━━━ DATA IN THIS EXERCISE ━━━
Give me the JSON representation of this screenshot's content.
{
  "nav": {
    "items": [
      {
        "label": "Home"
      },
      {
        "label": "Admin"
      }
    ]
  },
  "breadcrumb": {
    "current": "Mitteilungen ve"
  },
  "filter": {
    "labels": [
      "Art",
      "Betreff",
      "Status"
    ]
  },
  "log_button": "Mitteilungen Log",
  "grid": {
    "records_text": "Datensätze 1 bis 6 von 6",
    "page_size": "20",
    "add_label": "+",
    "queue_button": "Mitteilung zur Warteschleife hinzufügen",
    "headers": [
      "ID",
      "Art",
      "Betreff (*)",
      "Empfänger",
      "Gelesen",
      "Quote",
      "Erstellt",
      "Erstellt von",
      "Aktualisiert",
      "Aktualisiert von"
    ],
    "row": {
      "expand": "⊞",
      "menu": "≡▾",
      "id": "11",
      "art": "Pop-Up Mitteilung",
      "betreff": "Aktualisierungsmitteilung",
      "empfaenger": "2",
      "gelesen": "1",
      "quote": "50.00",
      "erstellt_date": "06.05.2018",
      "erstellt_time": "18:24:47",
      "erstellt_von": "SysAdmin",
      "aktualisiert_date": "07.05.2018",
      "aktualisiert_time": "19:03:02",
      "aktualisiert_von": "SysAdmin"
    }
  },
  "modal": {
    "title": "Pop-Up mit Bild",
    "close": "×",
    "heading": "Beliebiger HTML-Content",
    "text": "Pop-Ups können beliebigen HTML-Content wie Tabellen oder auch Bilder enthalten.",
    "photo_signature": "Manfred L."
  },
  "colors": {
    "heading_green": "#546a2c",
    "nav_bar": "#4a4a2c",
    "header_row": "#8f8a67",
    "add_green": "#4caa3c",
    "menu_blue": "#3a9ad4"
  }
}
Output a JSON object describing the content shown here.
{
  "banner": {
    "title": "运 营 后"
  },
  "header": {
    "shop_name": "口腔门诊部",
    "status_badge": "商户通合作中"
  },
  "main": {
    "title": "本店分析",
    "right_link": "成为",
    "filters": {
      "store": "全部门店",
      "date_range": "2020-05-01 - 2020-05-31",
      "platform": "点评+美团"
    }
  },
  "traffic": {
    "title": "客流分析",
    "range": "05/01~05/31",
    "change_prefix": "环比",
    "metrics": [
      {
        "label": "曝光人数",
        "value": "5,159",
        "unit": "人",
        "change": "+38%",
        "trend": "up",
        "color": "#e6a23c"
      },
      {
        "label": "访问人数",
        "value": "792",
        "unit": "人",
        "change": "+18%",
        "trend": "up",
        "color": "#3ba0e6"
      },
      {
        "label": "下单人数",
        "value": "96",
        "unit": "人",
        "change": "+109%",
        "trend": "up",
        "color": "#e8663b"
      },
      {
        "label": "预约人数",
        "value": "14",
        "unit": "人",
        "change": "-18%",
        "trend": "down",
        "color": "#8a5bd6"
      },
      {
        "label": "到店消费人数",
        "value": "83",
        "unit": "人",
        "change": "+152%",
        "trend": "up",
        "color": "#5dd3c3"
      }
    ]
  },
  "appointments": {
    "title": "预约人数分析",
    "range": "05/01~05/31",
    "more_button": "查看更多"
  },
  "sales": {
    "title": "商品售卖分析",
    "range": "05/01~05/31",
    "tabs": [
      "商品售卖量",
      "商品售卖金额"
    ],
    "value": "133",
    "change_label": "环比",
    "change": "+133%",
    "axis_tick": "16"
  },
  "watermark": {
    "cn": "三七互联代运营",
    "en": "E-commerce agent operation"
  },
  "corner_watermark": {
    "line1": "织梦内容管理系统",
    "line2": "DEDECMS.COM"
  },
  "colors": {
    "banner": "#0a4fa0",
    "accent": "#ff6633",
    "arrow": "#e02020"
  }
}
━━━
TASK REQUIREMENTS: Repeat all of the records above exactly as they appear.

EXERCISE OUTPUT:
Give me the JSON representation of this screenshot's content.
{
  "nav": {
    "items": [
      {
        "label": "Home"
      },
      {
        "label": "Admin"
      }
    ]
  },
  "breadcrumb": {
    "current": "Mitteilungen ve"
  },
  "filter": {
    "labels": [
      "Art",
      "Betreff",
      "Status"
    ]
  },
  "log_button": "Mitteilungen Log",
  "grid": {
    "records_text": "Datensätze 1 bis 6 von 6",
    "page_size": "20",
    "add_label": "+",
    "queue_button": "Mitteilung zur Warteschleife hinzufügen",
    "headers": [
      "ID",
      "Art",
      "Betreff (*)",
      "Empfänger",
      "Gelesen",
      "Quote",
      "Erstellt",
      "Erstellt von",
      "Aktualisiert",
      "Aktualisiert von"
    ],
    "row": {
      "expand": "⊞",
      "menu": "≡▾",
      "id": "11",
      "art": "Pop-Up Mitteilung",
      "betreff": "Aktualisierungsmitteilung",
      "empfaenger": "2",
      "gelesen": "1",
      "quote": "50.00",
      "erstellt_date": "06.05.2018",
      "erstellt_time": "18:24:47",
      "erstellt_von": "SysAdmin",
      "aktualisiert_date": "07.05.2018",
      "aktualisiert_time": "19:03:02",
      "aktualisiert_von": "SysAdmin"
    }
  },
  "modal": {
    "title": "Pop-Up mit Bild",
    "close": "×",
    "heading": "Beliebiger HTML-Content",
    "text": "Pop-Ups können beliebigen HTML-Content wie Tabellen oder auch Bilder enthalten.",
    "photo_signature": "Manfred L."
  },
  "colors": {
    "heading_green": "#546a2c",
    "nav_bar": "#4a4a2c",
    "header_row": "#8f8a67",
    "add_green": "#4caa3c",
    "menu_blue": "#3a9ad4"
  }
}
Output a JSON object describing the content shown here.
{
  "banner": {
    "title": "运 营 后"
  },
  "header": {
    "shop_name": "口腔门诊部",
    "status_badge": "商户通合作中"
  },
  "main": {
    "title": "本店分析",
    "right_link": "成为",
    "filters": {
      "store": "全部门店",
      "date_range": "2020-05-01 - 2020-05-31",
      "platform": "点评+美团"
    }
  },
  "traffic": {
    "title": "客流分析",
    "range": "05/01~05/31",
    "change_prefix": "环比",
    "metrics": [
      {
        "label": "曝光人数",
        "value": "5,159",
        "unit": "人",
        "change": "+38%",
        "trend": "up",
        "color": "#e6a23c"
      },
      {
        "label": "访问人数",
        "value": "792",
        "unit": "人",
        "change": "+18%",
        "trend": "up",
        "color": "#3ba0e6"
      },
      {
        "label": "下单人数",
        "value": "96",
        "unit": "人",
        "change": "+109%",
        "trend": "up",
        "color": "#e8663b"
      },
      {
        "label": "预约人数",
        "value": "14",
        "unit": "人",
        "change": "-18%",
        "trend": "down",
        "color": "#8a5bd6"
      },
      {
        "label": "到店消费人数",
        "value": "83",
        "unit": "人",
        "change": "+152%",
        "trend": "up",
        "color": "#5dd3c3"
      }
    ]
  },
  "appointments": {
    "title": "预约人数分析",
    "range": "05/01~05/31",
    "more_button": "查看更多"
  },
  "sales": {
    "title": "商品售卖分析",
    "range": "05/01~05/31",
    "tabs": [
      "商品售卖量",
      "商品售卖金额"
    ],
    "value": "133",
    "change_label": "环比",
    "change": "+133%",
    "axis_tick": "16"
  },
  "watermark": {
    "cn": "三七互联代运营",
    "en": "E-commerce agent operation"
  },
  "corner_watermark": {
    "line1": "织梦内容管理系统",
    "line2": "DEDECMS.COM"
  },
  "colors": {
    "banner": "#0a4fa0",
    "accent": "#ff6633",
    "arrow": "#e02020"
  }
}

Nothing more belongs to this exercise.